• DESCRIPTION OF THE TASK
Please list all lines of the material below in which the string "JSON" occurs.

• Data extracted from a collection

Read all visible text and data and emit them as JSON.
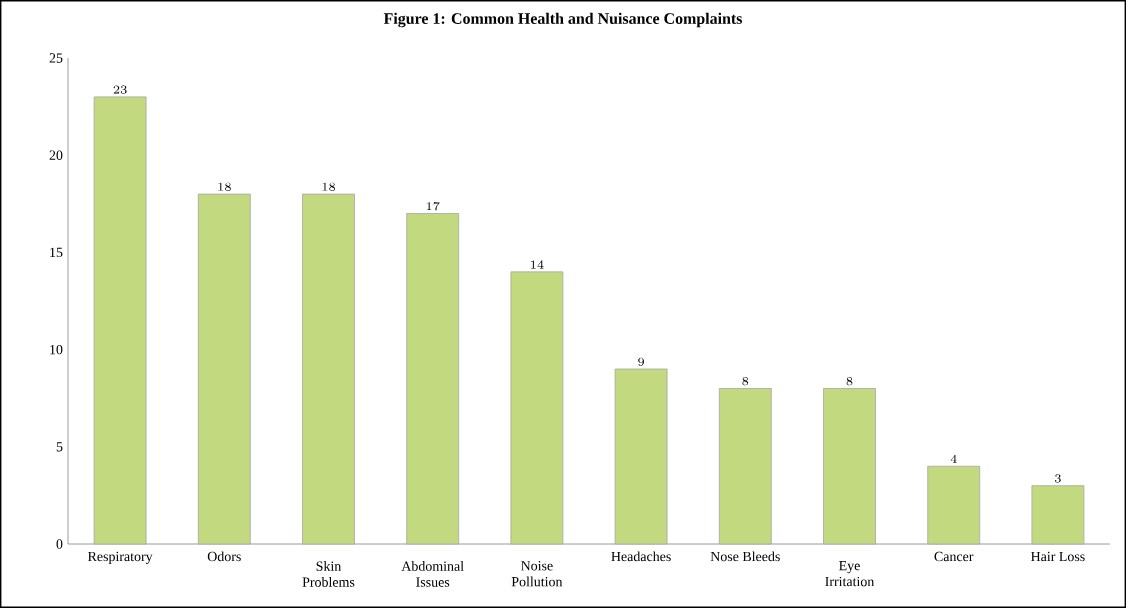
{
  "chart_data": {
    "type": "bar",
    "title": "Figure 1: Common Health and Nuisance Complaints",
    "categories": [
      "Respiratory",
      "Odors",
      "Skin Problems",
      "Abdominal Issues",
      "Noise Pollution",
      "Headaches",
      "Nose Bleeds",
      "Eye Irritation",
      "Cancer",
      "Hair Loss"
    ],
    "values": [
      23,
      18,
      18,
      17,
      14,
      9,
      8,
      8,
      4,
      3
    ],
    "color": "#c3d97f",
    "ylim": [
      0,
      25
    ],
    "yticks": [
      0,
      5,
      10,
      15,
      20,
      25
    ],
    "data_labels": true
  }
}
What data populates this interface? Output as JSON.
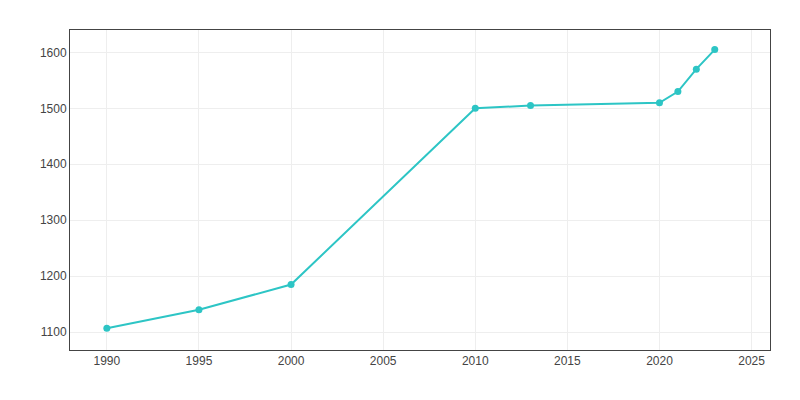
{
  "chart_data": {
    "type": "line",
    "x": [
      1990,
      1995,
      2000,
      2010,
      2013,
      2020,
      2021,
      2022,
      2023
    ],
    "values": [
      1107,
      1140,
      1185,
      1500,
      1505,
      1510,
      1530,
      1570,
      1605
    ],
    "color": "#2DC5C5",
    "marker": "circle",
    "line_style": "solid",
    "xlim": [
      1988,
      2026
    ],
    "ylim": [
      1068,
      1640
    ],
    "xticks": [
      1990,
      1995,
      2000,
      2005,
      2010,
      2015,
      2020,
      2025
    ],
    "yticks": [
      1100,
      1200,
      1300,
      1400,
      1500,
      1600
    ],
    "grid": true
  }
}
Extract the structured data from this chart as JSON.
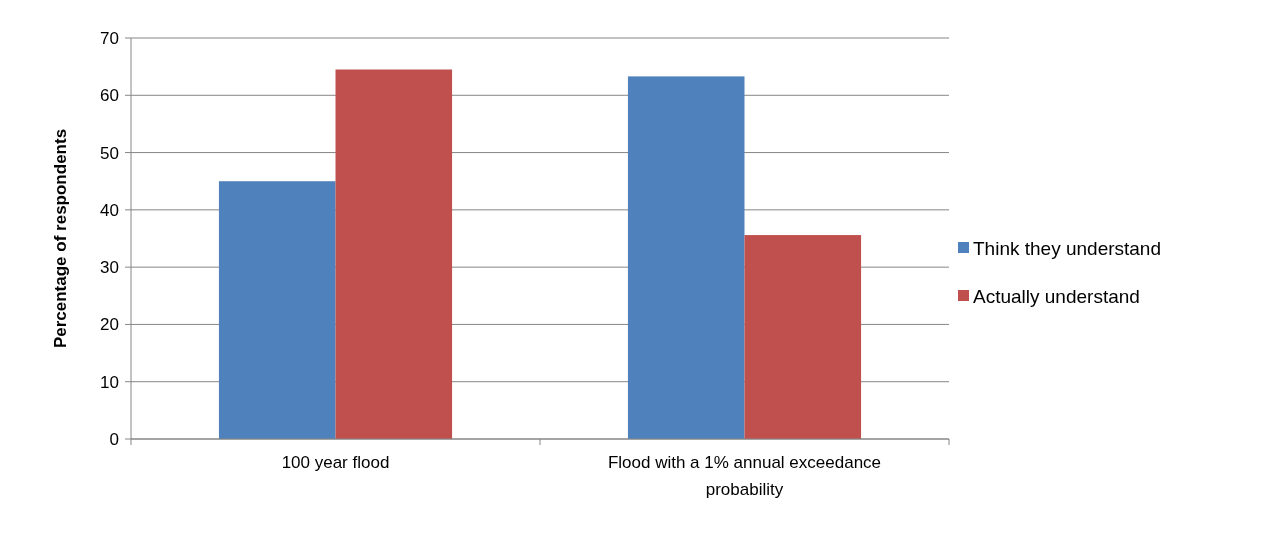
{
  "chart_data": {
    "type": "bar",
    "ylabel": "Percentage of respondents",
    "categories": [
      "100 year flood",
      "Flood with a 1% annual exceedance probability"
    ],
    "series": [
      {
        "name": "Think they understand",
        "color": "#4f81bd",
        "values": [
          45,
          63.3
        ]
      },
      {
        "name": "Actually understand",
        "color": "#c0504d",
        "values": [
          64.5,
          35.6
        ]
      }
    ],
    "ylim": [
      0,
      70
    ],
    "yticks": [
      0,
      10,
      20,
      30,
      40,
      50,
      60,
      70
    ],
    "grid": "y",
    "legend": "right"
  }
}
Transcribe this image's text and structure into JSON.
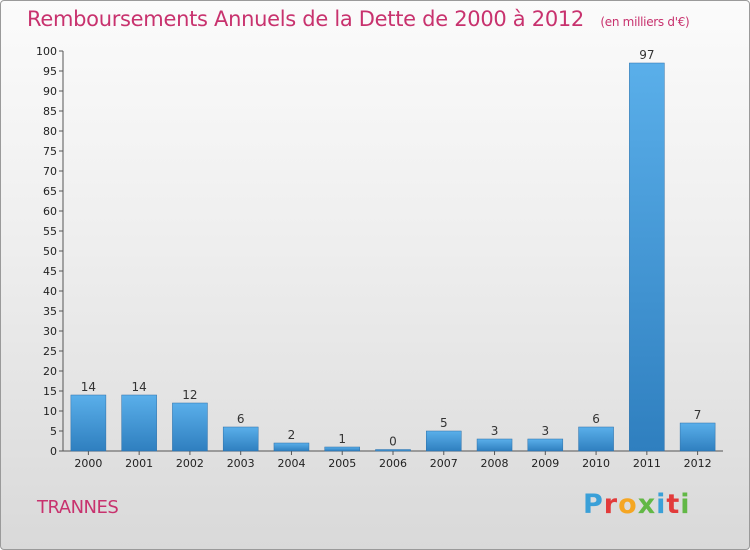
{
  "chart_data": {
    "type": "bar",
    "title": "Remboursements Annuels de la Dette de 2000 à 2012",
    "unit_note": "(en milliers d'€)",
    "categories": [
      "2000",
      "2001",
      "2002",
      "2003",
      "2004",
      "2005",
      "2006",
      "2007",
      "2008",
      "2009",
      "2010",
      "2011",
      "2012"
    ],
    "values": [
      14,
      14,
      12,
      6,
      2,
      1,
      0,
      5,
      3,
      3,
      6,
      97,
      7
    ],
    "ylim": [
      0,
      100
    ],
    "ytick_step": 5,
    "grid": false,
    "bar_color": "#4a9fe0"
  },
  "footer": {
    "town": "TRANNES",
    "brand": "Proxiti",
    "brand_colors": [
      "#3aa0d8",
      "#e23b3b",
      "#f5a623",
      "#62b846",
      "#3aa0d8",
      "#e23b3b",
      "#62b846"
    ]
  }
}
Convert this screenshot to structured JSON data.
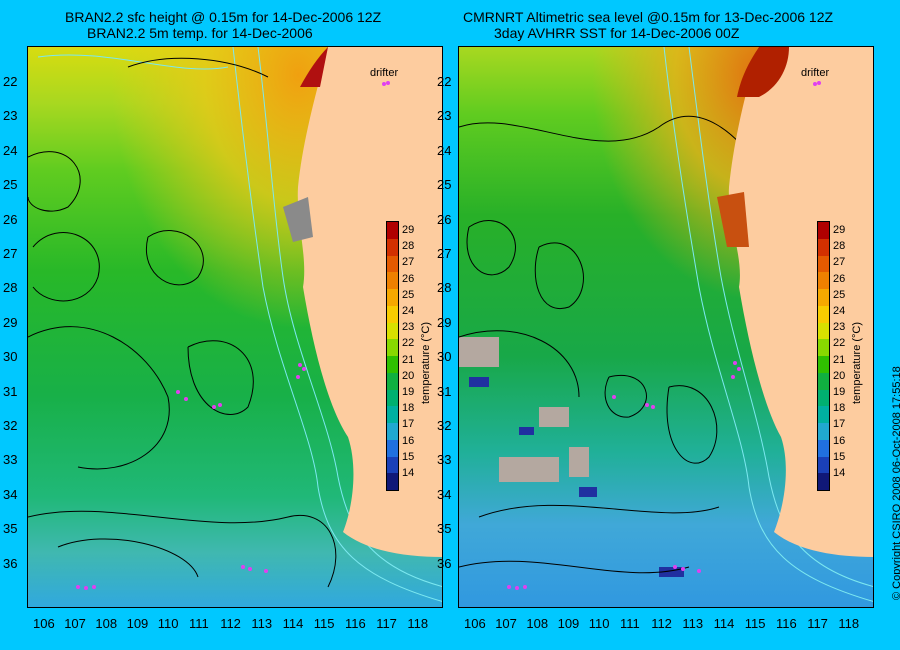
{
  "left_panel": {
    "title_line1": "BRAN2.2 sfc height @ 0.15m for 14-Dec-2006 12Z",
    "title_line2": "BRAN2.2 5m temp. for 14-Dec-2006",
    "drifter_label": "drifter"
  },
  "right_panel": {
    "title_line1": "CMRNRT Altimetric sea level  @0.15m  for 13-Dec-2006 12Z",
    "title_line2": "3day AVHRR SST for 14-Dec-2006 00Z",
    "drifter_label": "drifter"
  },
  "latitude_ticks": [
    "22",
    "23",
    "24",
    "25",
    "26",
    "27",
    "28",
    "29",
    "30",
    "31",
    "32",
    "33",
    "34",
    "35",
    "36"
  ],
  "longitude_ticks": [
    "106",
    "107",
    "108",
    "109",
    "110",
    "111",
    "112",
    "113",
    "114",
    "115",
    "116",
    "117",
    "118"
  ],
  "colorbar": {
    "title": "temperature (°C)",
    "labels": [
      "29",
      "28",
      "27",
      "26",
      "25",
      "24",
      "23",
      "22",
      "21",
      "20",
      "19",
      "18",
      "17",
      "16",
      "15",
      "14"
    ],
    "colors": [
      "#b00000",
      "#d23000",
      "#e45a00",
      "#ee8000",
      "#f6a800",
      "#f8cc00",
      "#d8e000",
      "#88d800",
      "#30c000",
      "#10b040",
      "#00b070",
      "#00b0a0",
      "#20a8d0",
      "#2070e0",
      "#1a40b8",
      "#101878"
    ]
  },
  "copyright": "© Copyright CSIRO 2008   06-Oct-2008 17:55:18",
  "colors": {
    "background": "#00c8ff",
    "land": "#fdcc9f",
    "contour": "#000000",
    "isobath": "#7ce8f0",
    "drifter": "#e040f0"
  }
}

• WRITTEN ANSWER
Read all visible text and data and emit them as JSON.
What data populates this interface? Output as JSON.
Extract the structured data from this chart as JSON.
Transcribe this image's text and structure into JSON.
Convert this screenshot to structured JSON data.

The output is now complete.